## TASK DIRECTIONS
Return each line of the records with nothing changed, pictures excepted.

-------- EXERCISE DATA

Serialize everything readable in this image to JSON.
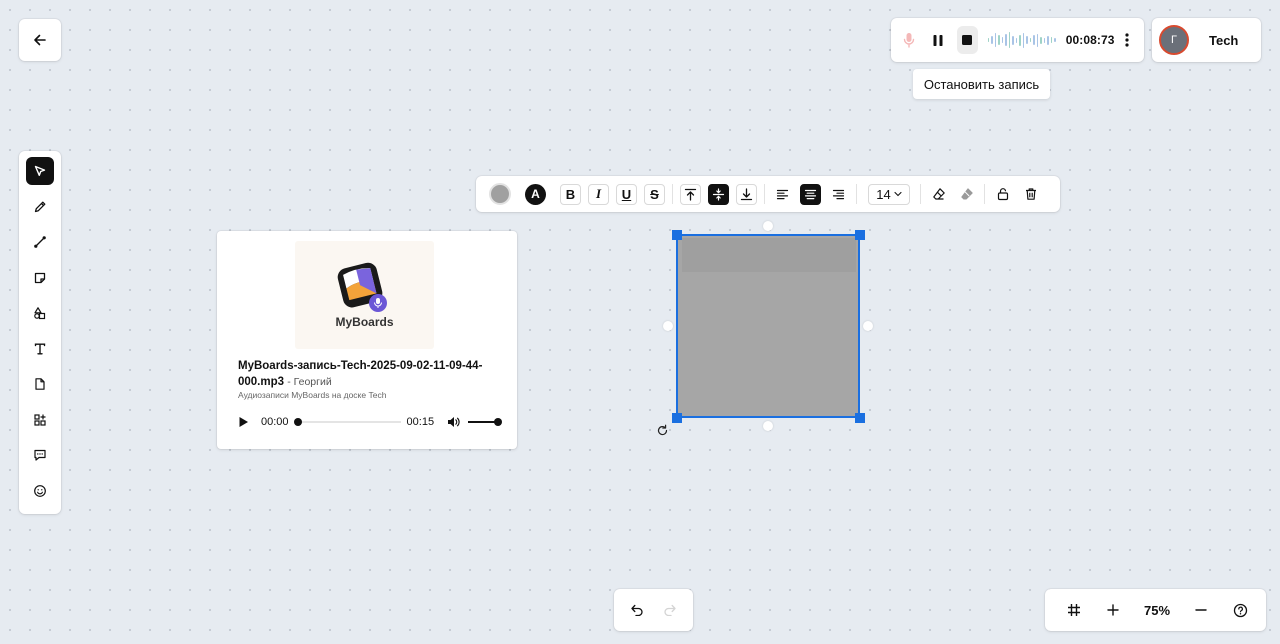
{
  "recorder": {
    "timer": "00:08:73",
    "tooltip": "Остановить запись"
  },
  "user": {
    "initial": "Г",
    "board_name": "Tech"
  },
  "toolbar": {
    "tools": [
      "select",
      "pen",
      "connector",
      "sticky-note",
      "shapes",
      "text",
      "file",
      "apps",
      "comment",
      "emoji"
    ]
  },
  "format_toolbar": {
    "text_color_letter": "A",
    "bold": "B",
    "italic": "I",
    "underline": "U",
    "strikethrough": "S",
    "font_size": "14"
  },
  "audio_card": {
    "brand": "MyBoards",
    "file_name": "MyBoards-запись-Tech-2025-09-02-11-09-44-000.mp3",
    "author": "- Георгий",
    "subtitle": "Аудиозаписи MyBoards на доске Tech",
    "current_time": "00:00",
    "duration": "00:15",
    "progress": 0,
    "volume": 1
  },
  "zoom": {
    "level": "75%"
  },
  "colors": {
    "selection": "#1a6fe0",
    "shape_fill": "#a6a6a6",
    "record_mic": "#f4b8b8",
    "avatar_border": "#d84a2f",
    "brand_purple": "#6b57d6"
  }
}
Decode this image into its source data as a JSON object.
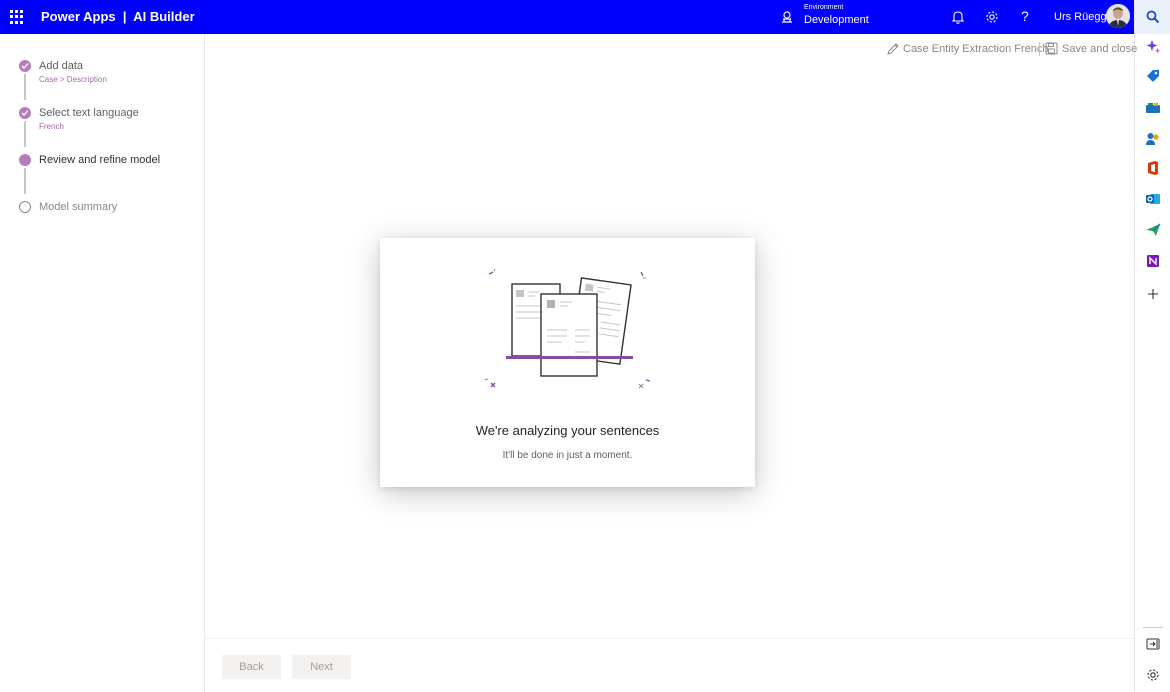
{
  "topbar": {
    "app_title": "Power Apps  |  AI Builder",
    "environment_label": "Environment",
    "environment_value": "Development",
    "help_glyph": "?",
    "user_name": "Urs Rüegg",
    "icons": [
      "waffle-icon",
      "environment-icon",
      "bell-icon",
      "gear-icon",
      "help-icon",
      "avatar"
    ]
  },
  "steps": [
    {
      "title": "Add data",
      "subtitle": "Case > Description",
      "state": "completed"
    },
    {
      "title": "Select text language",
      "subtitle": "French",
      "state": "completed"
    },
    {
      "title": "Review and refine model",
      "subtitle": "",
      "state": "current"
    },
    {
      "title": "Model summary",
      "subtitle": "",
      "state": "pending"
    }
  ],
  "header": {
    "model_name": "Case Entity Extraction French",
    "save_close": "Save and close"
  },
  "card": {
    "title": "We're analyzing your sentences",
    "subtitle": "It'll be done in just a moment."
  },
  "footer": {
    "back_label": "Back",
    "next_label": "Next"
  },
  "right_rail": {
    "icons": [
      "search-icon",
      "copilot-icon",
      "tag-icon",
      "teams-icon",
      "people-icon",
      "office-icon",
      "outlook-icon",
      "send-icon",
      "onenote-icon",
      "add-icon",
      "collapse-icon",
      "settings-icon"
    ]
  },
  "colors": {
    "brand_bar": "#0000ff",
    "step_accent": "#b57eb9",
    "illustration_accent": "#8a4a9e"
  }
}
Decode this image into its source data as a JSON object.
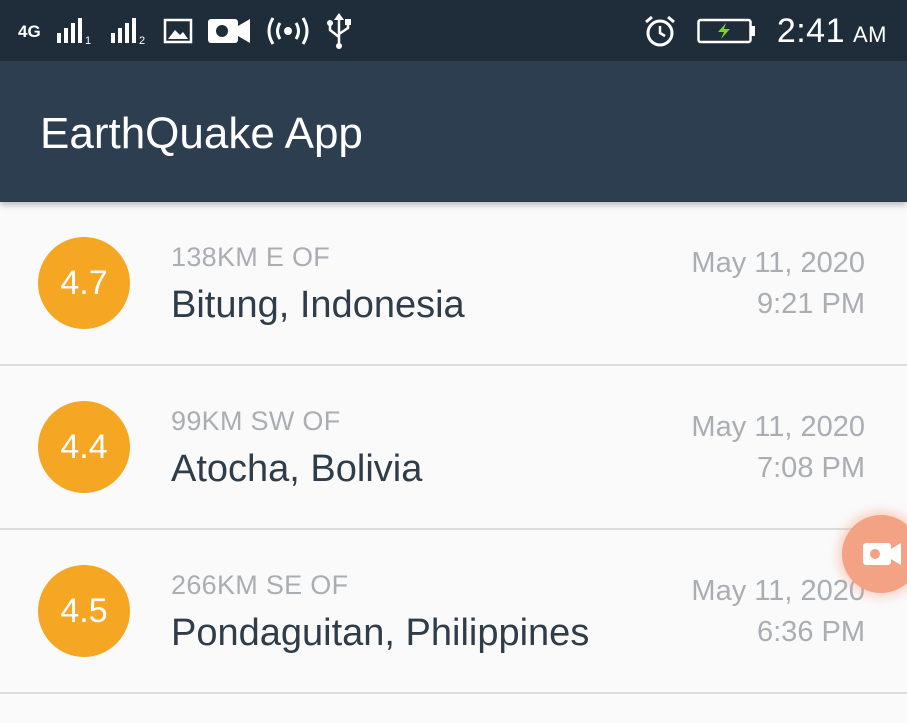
{
  "status_bar": {
    "network_label": "4G",
    "sim1_index": "1",
    "sim2_index": "2",
    "time": "2:41",
    "ampm": "AM",
    "icons": [
      "network-4g-icon",
      "signal-sim1-icon",
      "signal-sim2-icon",
      "gallery-icon",
      "video-camera-icon",
      "hotspot-icon",
      "usb-icon",
      "alarm-icon",
      "battery-charging-icon"
    ]
  },
  "app_bar": {
    "title": "EarthQuake App"
  },
  "quakes": [
    {
      "magnitude": "4.7",
      "offset": "138KM E OF",
      "location": "Bitung, Indonesia",
      "date": "May 11, 2020",
      "time": "9:21 PM"
    },
    {
      "magnitude": "4.4",
      "offset": "99KM SW OF",
      "location": "Atocha, Bolivia",
      "date": "May 11, 2020",
      "time": "7:08 PM"
    },
    {
      "magnitude": "4.5",
      "offset": "266KM SE OF",
      "location": "Pondaguitan, Philippines",
      "date": "May 11, 2020",
      "time": "6:36 PM"
    }
  ],
  "colors": {
    "status_bar": "#1f2d3a",
    "app_bar": "#2c3e4f",
    "magnitude_circle": "#f5a623",
    "primary_text": "#2f3d4a",
    "secondary_text": "#a9aeb3",
    "background": "#fafafa",
    "floating_bubble": "#f3a283",
    "battery_bolt": "#7ed321"
  },
  "floating_bubble": {
    "icon": "video-camera-icon"
  }
}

----------------

## TASK RESULT
Serialize everything readable in this image to JSON.
{
  "recorder": {
    "timer": "00:08:73",
    "tooltip": "Остановить запись"
  },
  "user": {
    "initial": "Г",
    "board_name": "Tech"
  },
  "toolbar": {
    "tools": [
      "select",
      "pen",
      "connector",
      "sticky-note",
      "shapes",
      "text",
      "file",
      "apps",
      "comment",
      "emoji"
    ]
  },
  "format_toolbar": {
    "text_color_letter": "A",
    "bold": "B",
    "italic": "I",
    "underline": "U",
    "strikethrough": "S",
    "font_size": "14"
  },
  "audio_card": {
    "brand": "MyBoards",
    "file_name": "MyBoards-запись-Tech-2025-09-02-11-09-44-000.mp3",
    "author": "- Георгий",
    "subtitle": "Аудиозаписи MyBoards на доске Tech",
    "current_time": "00:00",
    "duration": "00:15",
    "progress": 0,
    "volume": 1
  },
  "zoom": {
    "level": "75%"
  },
  "colors": {
    "selection": "#1a6fe0",
    "shape_fill": "#a6a6a6",
    "record_mic": "#f4b8b8",
    "avatar_border": "#d84a2f",
    "brand_purple": "#6b57d6"
  }
}
Decode this image into its source data as a JSON object.
{
  "topbar": {
    "app_title": "Power Apps  |  AI Builder",
    "environment_label": "Environment",
    "environment_value": "Development",
    "help_glyph": "?",
    "user_name": "Urs Rüegg",
    "icons": [
      "waffle-icon",
      "environment-icon",
      "bell-icon",
      "gear-icon",
      "help-icon",
      "avatar"
    ]
  },
  "steps": [
    {
      "title": "Add data",
      "subtitle": "Case > Description",
      "state": "completed"
    },
    {
      "title": "Select text language",
      "subtitle": "French",
      "state": "completed"
    },
    {
      "title": "Review and refine model",
      "subtitle": "",
      "state": "current"
    },
    {
      "title": "Model summary",
      "subtitle": "",
      "state": "pending"
    }
  ],
  "header": {
    "model_name": "Case Entity Extraction French",
    "save_close": "Save and close"
  },
  "card": {
    "title": "We're analyzing your sentences",
    "subtitle": "It'll be done in just a moment."
  },
  "footer": {
    "back_label": "Back",
    "next_label": "Next"
  },
  "right_rail": {
    "icons": [
      "search-icon",
      "copilot-icon",
      "tag-icon",
      "teams-icon",
      "people-icon",
      "office-icon",
      "outlook-icon",
      "send-icon",
      "onenote-icon",
      "add-icon",
      "collapse-icon",
      "settings-icon"
    ]
  },
  "colors": {
    "brand_bar": "#0000ff",
    "step_accent": "#b57eb9",
    "illustration_accent": "#8a4a9e"
  }
}
Decode this image into its source data as a JSON object.
{
  "status_bar": {
    "network_label": "4G",
    "sim1_index": "1",
    "sim2_index": "2",
    "time": "2:41",
    "ampm": "AM",
    "icons": [
      "network-4g-icon",
      "signal-sim1-icon",
      "signal-sim2-icon",
      "gallery-icon",
      "video-camera-icon",
      "hotspot-icon",
      "usb-icon",
      "alarm-icon",
      "battery-charging-icon"
    ]
  },
  "app_bar": {
    "title": "EarthQuake App"
  },
  "quakes": [
    {
      "magnitude": "4.7",
      "offset": "138KM E OF",
      "location": "Bitung, Indonesia",
      "date": "May 11, 2020",
      "time": "9:21 PM"
    },
    {
      "magnitude": "4.4",
      "offset": "99KM SW OF",
      "location": "Atocha, Bolivia",
      "date": "May 11, 2020",
      "time": "7:08 PM"
    },
    {
      "magnitude": "4.5",
      "offset": "266KM SE OF",
      "location": "Pondaguitan, Philippines",
      "date": "May 11, 2020",
      "time": "6:36 PM"
    }
  ],
  "colors": {
    "status_bar": "#1f2d3a",
    "app_bar": "#2c3e4f",
    "magnitude_circle": "#f5a623",
    "primary_text": "#2f3d4a",
    "secondary_text": "#a9aeb3",
    "background": "#fafafa",
    "floating_bubble": "#f3a283",
    "battery_bolt": "#7ed321"
  },
  "floating_bubble": {
    "icon": "video-camera-icon"
  }
}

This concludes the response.